Drop the images; return everything else in the listing below exactly.

[Stored records]
--- Start ---

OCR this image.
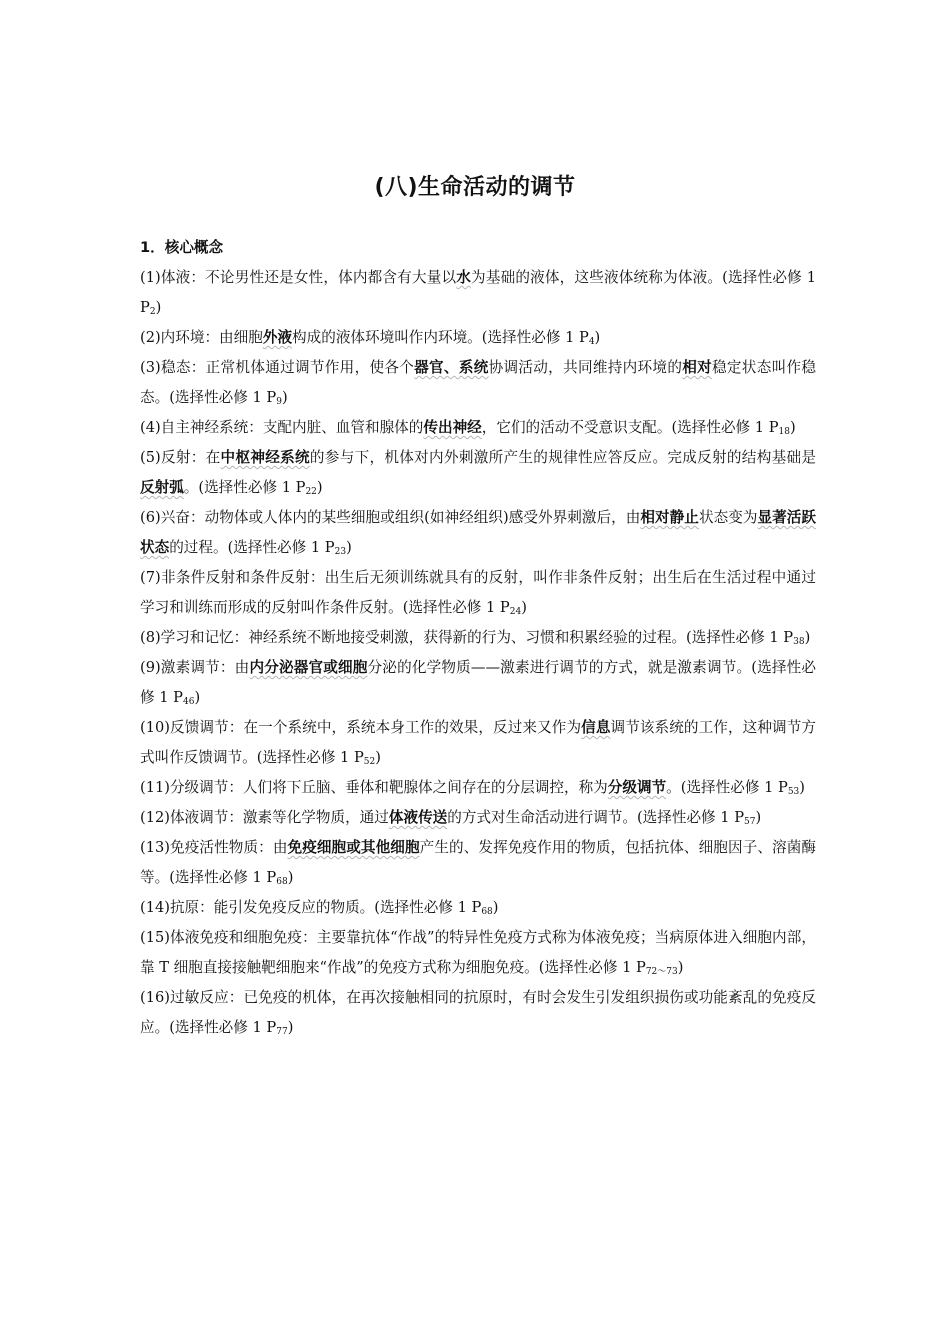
(八)生命活动的调节
1．核心概念
(1)体液：不论男性还是女性，体内都含有大量以水为基础的液体，这些液体统称为体液。(选择性必修 1 $P_2$)
(2)内环境：由细胞外液构成的液体环境叫作内环境。(选择性必修 1 $P_4$)
(3)稳态：正常机体通过调节作用，使各个器官、系统协调活动，共同维持内环境的相对稳定状态叫作稳态。(选择性必修 1 $P_9$)
(4)自主神经系统：支配内脏、血管和腺体的传出神经，它们的活动不受意识支配。(选择性必修 1 $P_{18}$)
(5)反射：在中枢神经系统的参与下，机体对内外刺激所产生的规律性应答反应。完成反射的结构基础是反射弧。(选择性必修 1 $P_{22}$)
(6)兴奋：动物体或人体内的某些细胞或组织(如神经组织)感受外界刺激后，由相对静止状态变为显著活跃状态的过程。(选择性必修 1 $P_{23}$)
(7)非条件反射和条件反射：出生后无须训练就具有的反射，叫作非条件反射；出生后在生活过程中通过学习和训练而形成的反射叫作条件反射。(选择性必修 1 $P_{24}$)
(8)学习和记忆：神经系统不断地接受刺激，获得新的行为、习惯和积累经验的过程。(选择性必修 1 $P_{38}$)
(9)激素调节：由内分泌器官或细胞分泌的化学物质——激素进行调节的方式，就是激素调节。(选择性必修 1 $P_{46}$)
(10)反馈调节：在一个系统中，系统本身工作的效果，反过来又作为信息调节该系统的工作，这种调节方式叫作反馈调节。(选择性必修 1 $P_{52}$)
(11)分级调节：人们将下丘脑、垂体和靶腺体之间存在的分层调控，称为分级调节。(选择性必修 1 $P_{53}$)
(12)体液调节：激素等化学物质，通过体液传送的方式对生命活动进行调节。(选择性必修 1 $P_{57}$)
(13)免疫活性物质：由免疫细胞或其他细胞产生的、发挥免疫作用的物质，包括抗体、细胞因子、溶菌酶等。(选择性必修 1 $P_{68}$)
(14)抗原：能引发免疫反应的物质。(选择性必修 1 $P_{68}$)
(15)体液免疫和细胞免疫：主要靠抗体“作战”的特异性免疫方式称为体液免疫；当病原体进入细胞内部，靠 T 细胞直接接触靶细胞来“作战”的免疫方式称为细胞免疫。(选择性必修 1 $P_{72\sim 73}$)
(16)过敏反应：已免疫的机体，在再次接触相同的抗原时，有时会发生引发组织损伤或功能紊乱的免疫反应。(选择性必修 1 $P_{77}$)
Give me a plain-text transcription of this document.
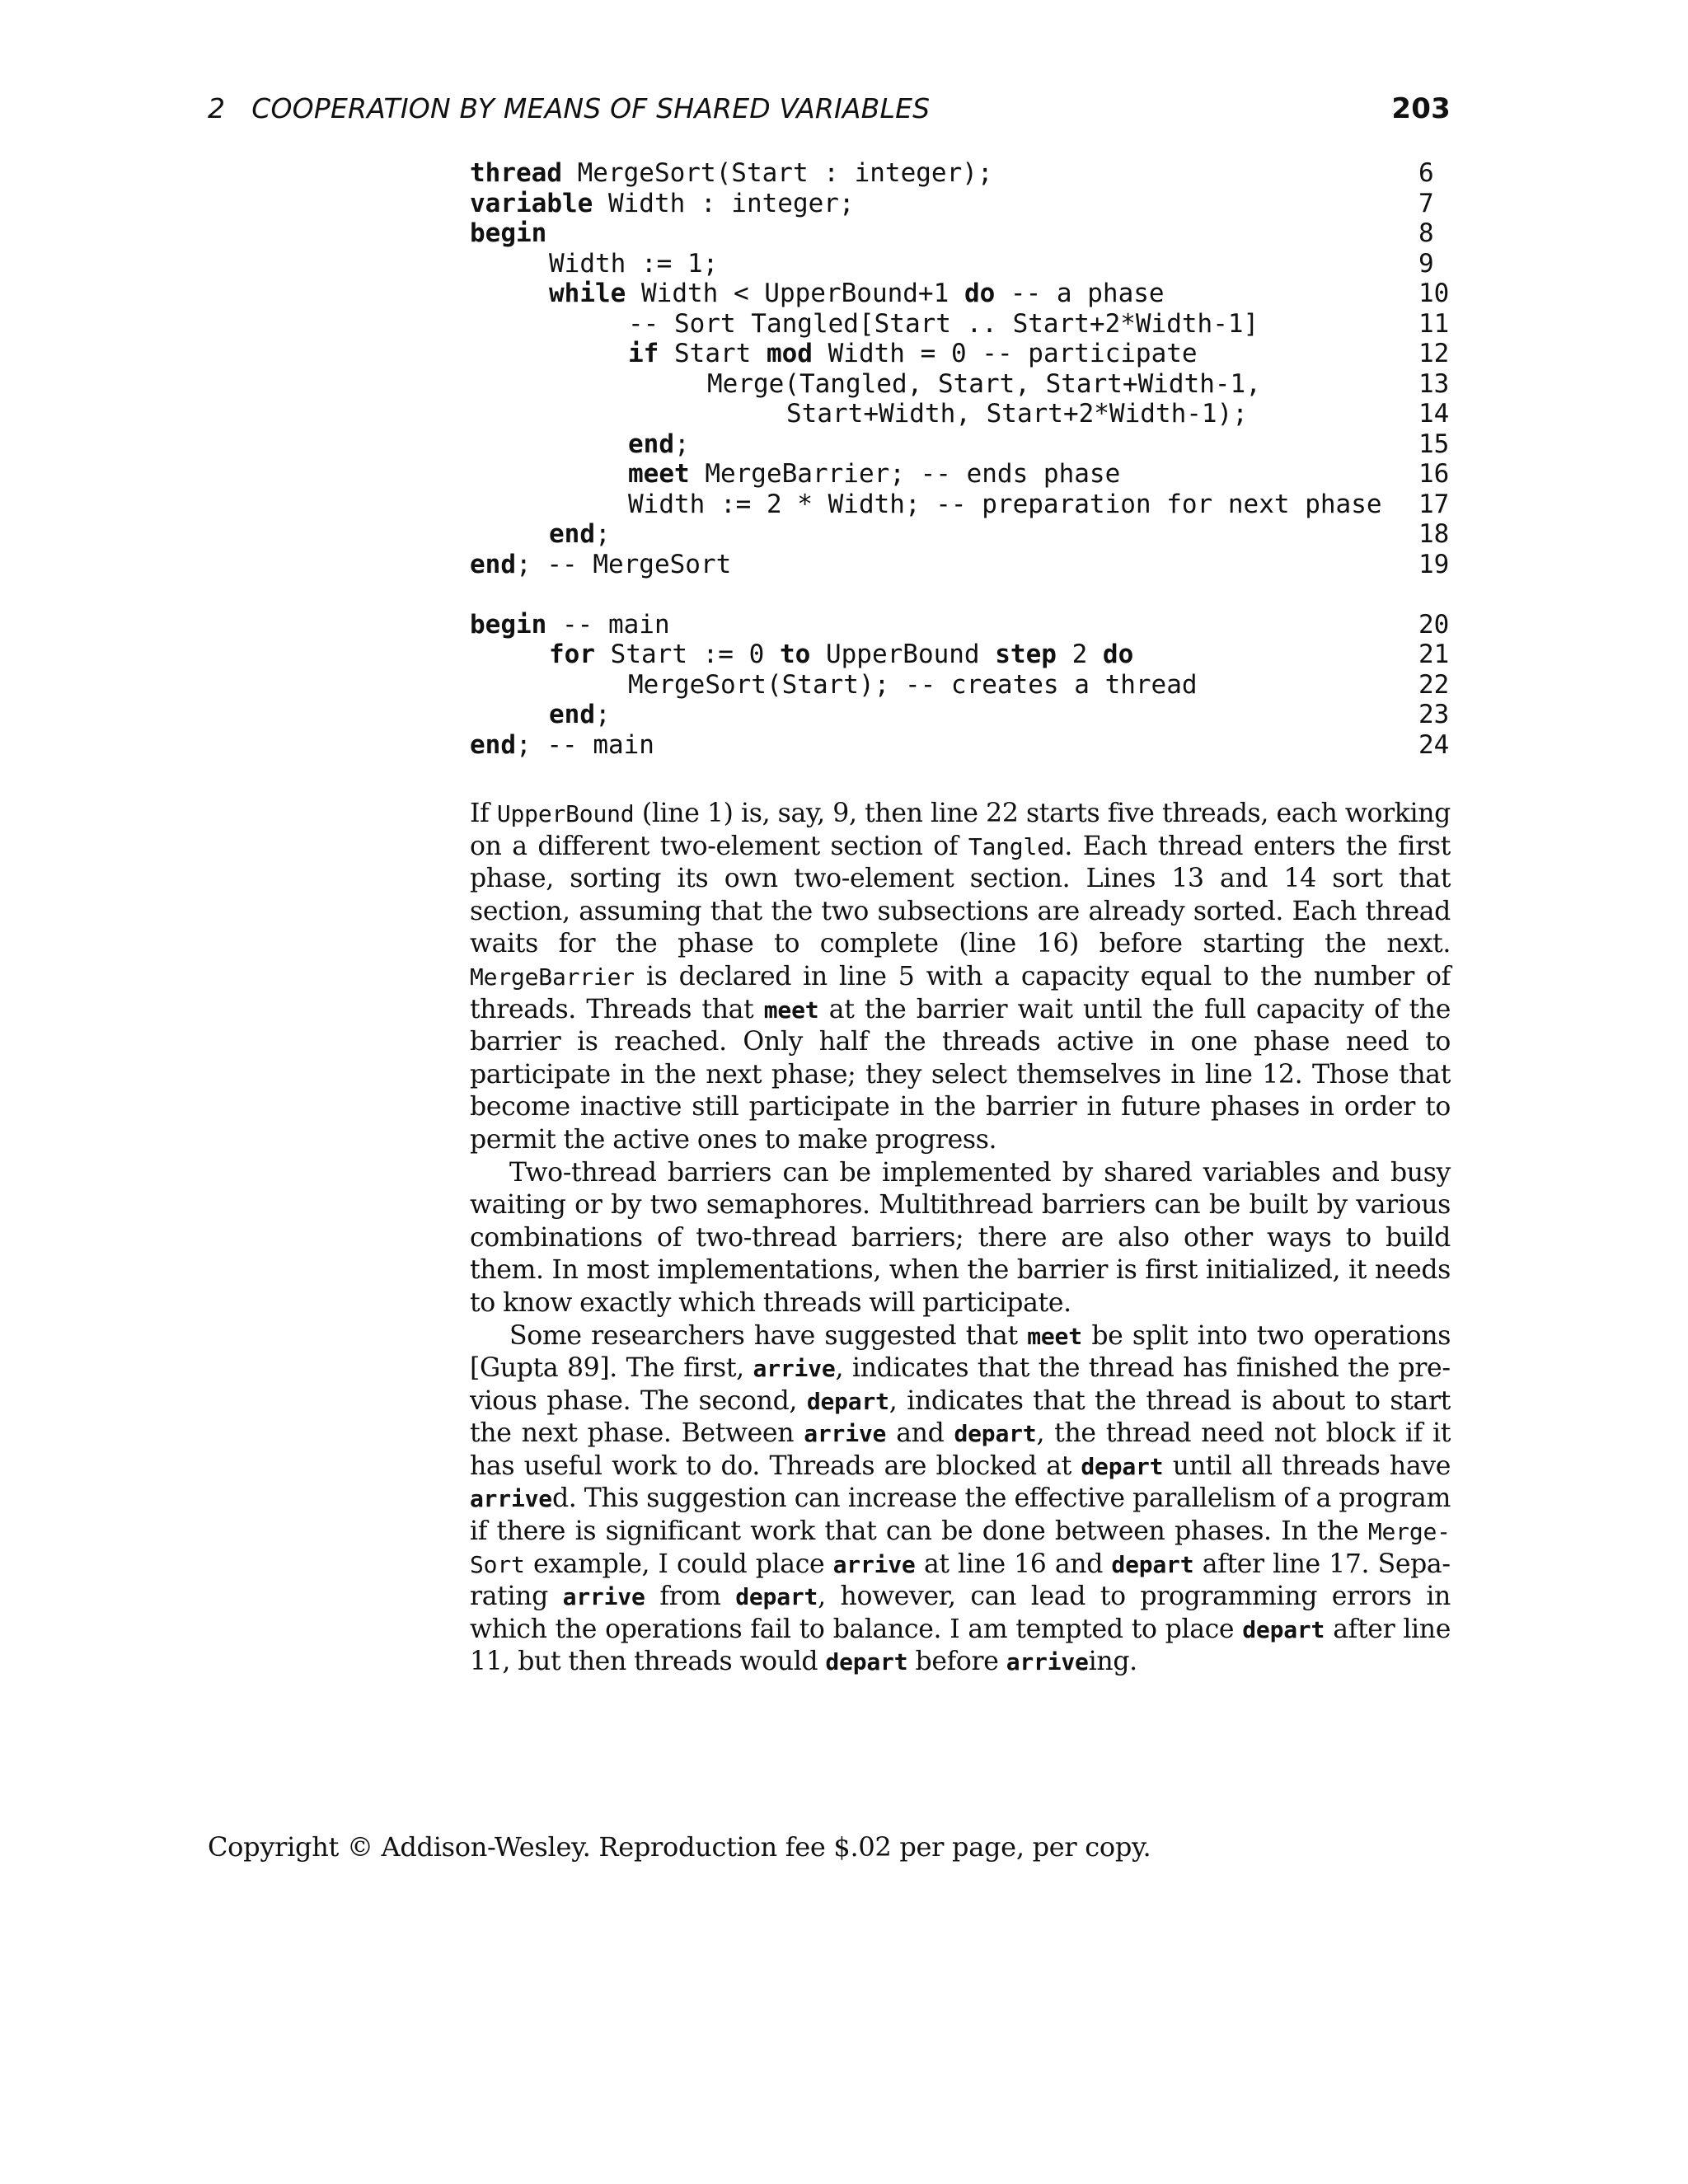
2   COOPERATION BY MEANS OF SHARED VARIABLES	203
thread MergeSort(Start : integer);	6
variable Width : integer;	7
begin	8
Width := 1;	9
while Width < UpperBound+1 do -- a phase	10
-- Sort Tangled[Start .. Start+2*Width-1]	11
if Start mod Width = 0 -- participate	12
Merge(Tangled, Start, Start+Width-1,	13
Start+Width, Start+2*Width-1);	14
end;	15
meet MergeBarrier; -- ends phase	16
Width := 2 * Width; -- preparation for next phase 17
end;	18
end; -- MergeSort	19
begin -- main	20
for Start := 0 to UpperBound step 2 do	21
MergeSort(Start); -- creates a thread	22
end;	23
end; -- main	24

If UpperBound (line 1) is, say, 9, then line 22 starts five threads, each working on a different two-element section of Tangled. Each thread enters the first phase, sorting its own two-element section. Lines 13 and 14 sort that section, assuming that the two subsections are already sorted. Each thread waits for the phase to complete (line 16) before starting the next. MergeBarrier is declared in line 5 with a capacity equal to the number of threads. Threads that meet at the barrier wait until the full capacity of the barrier is reached. Only half the threads active in one phase need to participate in the next phase; they select themselves in line 12. Those that become inactive still participate in the barrier in future phases in order to permit the active ones to make progress.

Two-thread barriers can be implemented by shared variables and busy waiting or by two semaphores. Multithread barriers can be built by various combinations of two-thread barriers; there are also other ways to build them. In most implementations, when the barrier is first initialized, it needs to know exactly which threads will participate.

Some researchers have suggested that meet be split into two operations [Gupta 89]. The first, arrive, indicates that the thread has finished the previous phase. The second, depart, indicates that the thread is about to start the next phase. Between arrive and depart, the thread need not block if it has useful work to do. Threads are blocked at depart until all threads have arrived. This suggestion can increase the effective parallelism of a program if there is significant work that can be done between phases. In the MergeSort example, I could place arrive at line 16 and depart after line 17. Separating arrive from depart, however, can lead to programming errors in which the operations fail to balance. I am tempted to place depart after line 11, but then threads would depart before arriveing.

Copyright © Addison-Wesley. Reproduction fee $.02 per page, per copy.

--- End ---

# [Answer in full]
OCR this image.
(八)生命活动的调节
1．核心概念
(1)体液：不论男性还是女性，体内都含有大量以水为基础的液体，这些液体统称为体液。(选择性必修 1 $P_2$)
(2)内环境：由细胞外液构成的液体环境叫作内环境。(选择性必修 1 $P_4$)
(3)稳态：正常机体通过调节作用，使各个器官、系统协调活动，共同维持内环境的相对稳定状态叫作稳态。(选择性必修 1 $P_9$)
(4)自主神经系统：支配内脏、血管和腺体的传出神经，它们的活动不受意识支配。(选择性必修 1 $P_{18}$)
(5)反射：在中枢神经系统的参与下，机体对内外刺激所产生的规律性应答反应。完成反射的结构基础是反射弧。(选择性必修 1 $P_{22}$)
(6)兴奋：动物体或人体内的某些细胞或组织(如神经组织)感受外界刺激后，由相对静止状态变为显著活跃状态的过程。(选择性必修 1 $P_{23}$)
(7)非条件反射和条件反射：出生后无须训练就具有的反射，叫作非条件反射；出生后在生活过程中通过学习和训练而形成的反射叫作条件反射。(选择性必修 1 $P_{24}$)
(8)学习和记忆：神经系统不断地接受刺激，获得新的行为、习惯和积累经验的过程。(选择性必修 1 $P_{38}$)
(9)激素调节：由内分泌器官或细胞分泌的化学物质——激素进行调节的方式，就是激素调节。(选择性必修 1 $P_{46}$)
(10)反馈调节：在一个系统中，系统本身工作的效果，反过来又作为信息调节该系统的工作，这种调节方式叫作反馈调节。(选择性必修 1 $P_{52}$)
(11)分级调节：人们将下丘脑、垂体和靶腺体之间存在的分层调控，称为分级调节。(选择性必修 1 $P_{53}$)
(12)体液调节：激素等化学物质，通过体液传送的方式对生命活动进行调节。(选择性必修 1 $P_{57}$)
(13)免疫活性物质：由免疫细胞或其他细胞产生的、发挥免疫作用的物质，包括抗体、细胞因子、溶菌酶等。(选择性必修 1 $P_{68}$)
(14)抗原：能引发免疫反应的物质。(选择性必修 1 $P_{68}$)
(15)体液免疫和细胞免疫：主要靠抗体“作战”的特异性免疫方式称为体液免疫；当病原体进入细胞内部，靠 T 细胞直接接触靶细胞来“作战”的免疫方式称为细胞免疫。(选择性必修 1 $P_{72\sim 73}$)
(16)过敏反应：已免疫的机体，在再次接触相同的抗原时，有时会发生引发组织损伤或功能紊乱的免疫反应。(选择性必修 1 $P_{77}$)
Give me a plain-text transcription of this document.
2   COOPERATION BY MEANS OF SHARED VARIABLES	203
thread MergeSort(Start : integer);	6
variable Width : integer;	7
begin	8
Width := 1;	9
while Width < UpperBound+1 do -- a phase	10
-- Sort Tangled[Start .. Start+2*Width-1]	11
if Start mod Width = 0 -- participate	12
Merge(Tangled, Start, Start+Width-1,	13
Start+Width, Start+2*Width-1);	14
end;	15
meet MergeBarrier; -- ends phase	16
Width := 2 * Width; -- preparation for next phase 17
end;	18
end; -- MergeSort	19
begin -- main	20
for Start := 0 to UpperBound step 2 do	21
MergeSort(Start); -- creates a thread	22
end;	23
end; -- main	24

If UpperBound (line 1) is, say, 9, then line 22 starts five threads, each working on a different two-element section of Tangled. Each thread enters the first phase, sorting its own two-element section. Lines 13 and 14 sort that section, assuming that the two subsections are already sorted. Each thread waits for the phase to complete (line 16) before starting the next. MergeBarrier is declared in line 5 with a capacity equal to the number of threads. Threads that meet at the barrier wait until the full capacity of the barrier is reached. Only half the threads active in one phase need to participate in the next phase; they select themselves in line 12. Those that become inactive still participate in the barrier in future phases in order to permit the active ones to make progress.

Two-thread barriers can be implemented by shared variables and busy waiting or by two semaphores. Multithread barriers can be built by various combinations of two-thread barriers; there are also other ways to build them. In most implementations, when the barrier is first initialized, it needs to know exactly which threads will participate.

Some researchers have suggested that meet be split into two operations [Gupta 89]. The first, arrive, indicates that the thread has finished the previous phase. The second, depart, indicates that the thread is about to start the next phase. Between arrive and depart, the thread need not block if it has useful work to do. Threads are blocked at depart until all threads have arrived. This suggestion can increase the effective parallelism of a program if there is significant work that can be done between phases. In the MergeSort example, I could place arrive at line 16 and depart after line 17. Separating arrive from depart, however, can lead to programming errors in which the operations fail to balance. I am tempted to place depart after line 11, but then threads would depart before arriveing.

Copyright © Addison-Wesley. Reproduction fee $.02 per page, per copy.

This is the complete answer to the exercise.